REQUIRED TASK: Return the lines where the word "acid" occurs.

-- start of SUPPLIED ENTRIES --

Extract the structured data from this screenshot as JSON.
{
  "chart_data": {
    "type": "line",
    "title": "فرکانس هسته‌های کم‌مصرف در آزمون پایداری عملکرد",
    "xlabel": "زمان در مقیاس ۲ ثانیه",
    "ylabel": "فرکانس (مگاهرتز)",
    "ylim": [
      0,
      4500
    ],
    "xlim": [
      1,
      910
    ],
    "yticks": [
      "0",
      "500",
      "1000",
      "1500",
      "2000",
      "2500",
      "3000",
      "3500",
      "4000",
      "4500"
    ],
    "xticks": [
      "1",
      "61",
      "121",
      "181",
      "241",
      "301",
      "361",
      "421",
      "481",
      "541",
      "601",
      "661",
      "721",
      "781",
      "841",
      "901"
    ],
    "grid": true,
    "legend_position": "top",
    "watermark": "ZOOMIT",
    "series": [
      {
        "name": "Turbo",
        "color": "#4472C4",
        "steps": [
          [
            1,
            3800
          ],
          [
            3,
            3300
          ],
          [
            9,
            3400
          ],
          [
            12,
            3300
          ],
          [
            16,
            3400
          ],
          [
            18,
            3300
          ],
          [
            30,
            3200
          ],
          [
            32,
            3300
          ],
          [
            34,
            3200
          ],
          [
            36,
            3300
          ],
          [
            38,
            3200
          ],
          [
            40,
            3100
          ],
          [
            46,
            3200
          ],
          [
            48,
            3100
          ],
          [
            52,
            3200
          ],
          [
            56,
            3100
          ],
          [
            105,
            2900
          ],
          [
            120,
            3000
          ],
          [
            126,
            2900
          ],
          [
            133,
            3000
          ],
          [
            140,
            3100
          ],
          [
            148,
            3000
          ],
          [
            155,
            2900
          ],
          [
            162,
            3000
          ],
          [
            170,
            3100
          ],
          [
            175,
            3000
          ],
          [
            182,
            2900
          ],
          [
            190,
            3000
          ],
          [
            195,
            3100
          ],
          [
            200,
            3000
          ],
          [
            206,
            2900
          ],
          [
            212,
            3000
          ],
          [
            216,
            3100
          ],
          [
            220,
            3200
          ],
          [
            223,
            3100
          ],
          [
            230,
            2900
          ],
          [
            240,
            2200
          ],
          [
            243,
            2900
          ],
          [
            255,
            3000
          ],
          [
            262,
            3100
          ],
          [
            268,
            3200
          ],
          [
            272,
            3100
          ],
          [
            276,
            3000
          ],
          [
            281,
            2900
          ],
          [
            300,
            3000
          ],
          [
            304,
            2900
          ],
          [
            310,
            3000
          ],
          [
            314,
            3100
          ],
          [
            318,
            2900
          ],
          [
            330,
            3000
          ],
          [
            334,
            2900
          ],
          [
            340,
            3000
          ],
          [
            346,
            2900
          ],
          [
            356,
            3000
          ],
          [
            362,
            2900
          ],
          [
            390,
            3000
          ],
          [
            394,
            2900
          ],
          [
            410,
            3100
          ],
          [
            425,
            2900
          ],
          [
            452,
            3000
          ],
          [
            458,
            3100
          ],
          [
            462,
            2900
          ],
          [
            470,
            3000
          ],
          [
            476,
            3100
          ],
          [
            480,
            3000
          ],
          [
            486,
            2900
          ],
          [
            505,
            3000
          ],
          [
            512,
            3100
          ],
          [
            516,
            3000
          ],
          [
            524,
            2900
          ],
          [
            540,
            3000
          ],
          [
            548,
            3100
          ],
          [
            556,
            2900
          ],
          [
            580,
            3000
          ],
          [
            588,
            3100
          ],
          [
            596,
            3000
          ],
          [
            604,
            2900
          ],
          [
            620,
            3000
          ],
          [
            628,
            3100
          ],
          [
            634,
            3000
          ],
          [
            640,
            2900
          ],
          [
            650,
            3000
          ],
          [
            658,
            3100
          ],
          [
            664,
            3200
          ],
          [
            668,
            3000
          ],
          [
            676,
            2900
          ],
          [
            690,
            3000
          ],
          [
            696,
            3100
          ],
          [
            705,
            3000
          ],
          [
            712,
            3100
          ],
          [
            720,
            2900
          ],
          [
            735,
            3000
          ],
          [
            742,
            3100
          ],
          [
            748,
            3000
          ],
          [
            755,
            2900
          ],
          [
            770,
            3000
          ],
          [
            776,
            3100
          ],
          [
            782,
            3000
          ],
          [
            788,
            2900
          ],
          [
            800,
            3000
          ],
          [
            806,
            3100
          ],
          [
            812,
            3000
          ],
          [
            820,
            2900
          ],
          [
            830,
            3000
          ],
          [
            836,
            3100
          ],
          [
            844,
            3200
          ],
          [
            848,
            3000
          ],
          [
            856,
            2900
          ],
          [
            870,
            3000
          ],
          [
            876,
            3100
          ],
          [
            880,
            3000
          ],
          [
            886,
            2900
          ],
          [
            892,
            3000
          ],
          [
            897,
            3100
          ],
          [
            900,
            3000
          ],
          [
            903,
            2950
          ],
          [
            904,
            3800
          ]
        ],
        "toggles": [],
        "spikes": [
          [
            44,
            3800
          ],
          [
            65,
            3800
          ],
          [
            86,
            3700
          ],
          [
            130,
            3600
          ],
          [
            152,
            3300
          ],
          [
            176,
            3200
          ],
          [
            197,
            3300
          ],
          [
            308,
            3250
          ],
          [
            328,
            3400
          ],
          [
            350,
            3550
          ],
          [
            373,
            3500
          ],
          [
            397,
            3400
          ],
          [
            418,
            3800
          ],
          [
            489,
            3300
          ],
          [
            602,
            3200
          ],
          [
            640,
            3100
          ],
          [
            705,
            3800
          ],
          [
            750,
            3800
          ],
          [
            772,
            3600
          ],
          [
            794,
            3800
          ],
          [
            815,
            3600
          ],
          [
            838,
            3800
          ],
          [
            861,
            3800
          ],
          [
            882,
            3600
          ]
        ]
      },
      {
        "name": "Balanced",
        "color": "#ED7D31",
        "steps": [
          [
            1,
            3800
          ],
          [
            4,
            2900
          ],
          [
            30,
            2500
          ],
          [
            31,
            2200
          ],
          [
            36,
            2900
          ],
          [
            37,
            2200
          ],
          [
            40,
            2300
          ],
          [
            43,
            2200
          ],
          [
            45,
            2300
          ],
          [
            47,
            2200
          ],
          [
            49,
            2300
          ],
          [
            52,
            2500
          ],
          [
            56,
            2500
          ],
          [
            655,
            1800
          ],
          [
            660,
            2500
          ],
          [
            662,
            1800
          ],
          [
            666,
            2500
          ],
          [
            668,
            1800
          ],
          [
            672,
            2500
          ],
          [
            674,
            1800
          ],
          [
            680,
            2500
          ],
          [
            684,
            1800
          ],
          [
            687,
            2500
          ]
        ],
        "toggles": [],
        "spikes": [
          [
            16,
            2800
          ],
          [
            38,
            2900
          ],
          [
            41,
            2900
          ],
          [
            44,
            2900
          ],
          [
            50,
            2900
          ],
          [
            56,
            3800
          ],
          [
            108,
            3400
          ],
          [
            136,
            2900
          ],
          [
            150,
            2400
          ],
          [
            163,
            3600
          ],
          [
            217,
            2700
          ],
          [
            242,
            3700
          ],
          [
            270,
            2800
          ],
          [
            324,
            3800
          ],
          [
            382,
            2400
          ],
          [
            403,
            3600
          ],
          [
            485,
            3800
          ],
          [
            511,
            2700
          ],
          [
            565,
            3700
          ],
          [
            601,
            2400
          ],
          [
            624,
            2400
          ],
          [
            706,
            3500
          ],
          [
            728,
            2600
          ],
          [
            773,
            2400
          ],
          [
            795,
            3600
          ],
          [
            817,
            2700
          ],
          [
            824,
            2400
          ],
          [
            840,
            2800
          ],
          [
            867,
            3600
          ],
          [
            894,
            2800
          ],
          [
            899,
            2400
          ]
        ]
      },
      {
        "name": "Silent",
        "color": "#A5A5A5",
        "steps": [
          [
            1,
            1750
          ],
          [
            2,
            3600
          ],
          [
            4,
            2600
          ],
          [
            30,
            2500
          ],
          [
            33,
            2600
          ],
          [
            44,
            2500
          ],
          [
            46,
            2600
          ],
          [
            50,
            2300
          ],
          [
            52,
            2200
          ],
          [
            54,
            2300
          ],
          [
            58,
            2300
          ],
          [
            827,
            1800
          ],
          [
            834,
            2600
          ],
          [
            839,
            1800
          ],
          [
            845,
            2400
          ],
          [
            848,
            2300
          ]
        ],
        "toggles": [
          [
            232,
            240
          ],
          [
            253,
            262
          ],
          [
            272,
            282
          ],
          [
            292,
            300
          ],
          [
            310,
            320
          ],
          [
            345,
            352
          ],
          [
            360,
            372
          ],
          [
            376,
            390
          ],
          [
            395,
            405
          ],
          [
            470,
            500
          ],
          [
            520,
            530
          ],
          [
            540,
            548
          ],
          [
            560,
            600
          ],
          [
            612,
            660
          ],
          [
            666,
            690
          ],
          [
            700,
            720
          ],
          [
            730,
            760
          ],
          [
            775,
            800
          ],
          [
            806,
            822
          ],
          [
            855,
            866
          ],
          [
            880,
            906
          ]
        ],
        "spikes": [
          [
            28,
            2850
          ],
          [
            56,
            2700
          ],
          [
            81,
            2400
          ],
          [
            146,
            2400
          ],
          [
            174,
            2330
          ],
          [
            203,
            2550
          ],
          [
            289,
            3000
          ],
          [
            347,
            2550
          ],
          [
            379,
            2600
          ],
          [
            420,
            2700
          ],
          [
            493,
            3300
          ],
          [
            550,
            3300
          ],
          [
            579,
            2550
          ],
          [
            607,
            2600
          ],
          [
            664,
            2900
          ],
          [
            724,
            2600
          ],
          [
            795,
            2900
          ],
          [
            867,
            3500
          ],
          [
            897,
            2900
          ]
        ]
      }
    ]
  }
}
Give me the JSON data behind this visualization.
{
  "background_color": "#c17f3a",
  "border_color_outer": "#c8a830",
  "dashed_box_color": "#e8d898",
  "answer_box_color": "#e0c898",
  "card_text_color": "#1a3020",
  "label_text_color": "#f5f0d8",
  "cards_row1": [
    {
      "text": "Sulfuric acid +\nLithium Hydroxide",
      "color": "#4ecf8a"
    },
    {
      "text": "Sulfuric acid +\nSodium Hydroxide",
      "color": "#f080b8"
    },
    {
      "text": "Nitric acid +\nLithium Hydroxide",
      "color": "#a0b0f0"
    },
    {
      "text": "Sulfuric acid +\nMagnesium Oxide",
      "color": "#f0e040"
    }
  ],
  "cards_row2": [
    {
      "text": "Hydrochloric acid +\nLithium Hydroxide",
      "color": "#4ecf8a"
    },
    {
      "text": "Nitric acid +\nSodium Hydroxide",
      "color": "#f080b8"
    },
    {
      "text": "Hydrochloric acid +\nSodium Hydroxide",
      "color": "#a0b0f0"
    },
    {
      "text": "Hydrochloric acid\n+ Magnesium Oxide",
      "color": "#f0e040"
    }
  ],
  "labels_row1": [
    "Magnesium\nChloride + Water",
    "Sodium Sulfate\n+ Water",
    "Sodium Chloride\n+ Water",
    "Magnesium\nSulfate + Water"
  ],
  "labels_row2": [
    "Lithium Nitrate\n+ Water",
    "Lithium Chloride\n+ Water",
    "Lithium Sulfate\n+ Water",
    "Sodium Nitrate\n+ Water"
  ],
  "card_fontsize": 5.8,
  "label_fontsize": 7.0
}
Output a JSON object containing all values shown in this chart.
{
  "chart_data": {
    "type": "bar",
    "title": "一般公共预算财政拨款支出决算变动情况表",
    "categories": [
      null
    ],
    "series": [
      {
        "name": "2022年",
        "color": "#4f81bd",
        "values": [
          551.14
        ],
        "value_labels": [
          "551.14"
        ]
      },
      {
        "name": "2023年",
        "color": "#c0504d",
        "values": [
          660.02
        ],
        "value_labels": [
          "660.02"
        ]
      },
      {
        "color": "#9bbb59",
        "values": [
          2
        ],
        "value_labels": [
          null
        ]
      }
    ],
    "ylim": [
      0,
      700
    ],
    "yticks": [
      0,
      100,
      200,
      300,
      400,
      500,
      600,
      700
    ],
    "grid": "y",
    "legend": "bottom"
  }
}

-- end of SUPPLIED ENTRIES --

RESPONSE TO THE TASK:
      "text": "Sulfuric acid +\nLithium Hydroxide",
      "text": "Sulfuric acid +\nSodium Hydroxide",
      "text": "Nitric acid +\nLithium Hydroxide",
      "text": "Sulfuric acid +\nMagnesium Oxide",
      "text": "Hydrochloric acid +\nLithium Hydroxide",
      "text": "Nitric acid +\nSodium Hydroxide",
      "text": "Hydrochloric acid +\nSodium Hydroxide",
      "text": "Hydrochloric acid\n+ Magnesium Oxide",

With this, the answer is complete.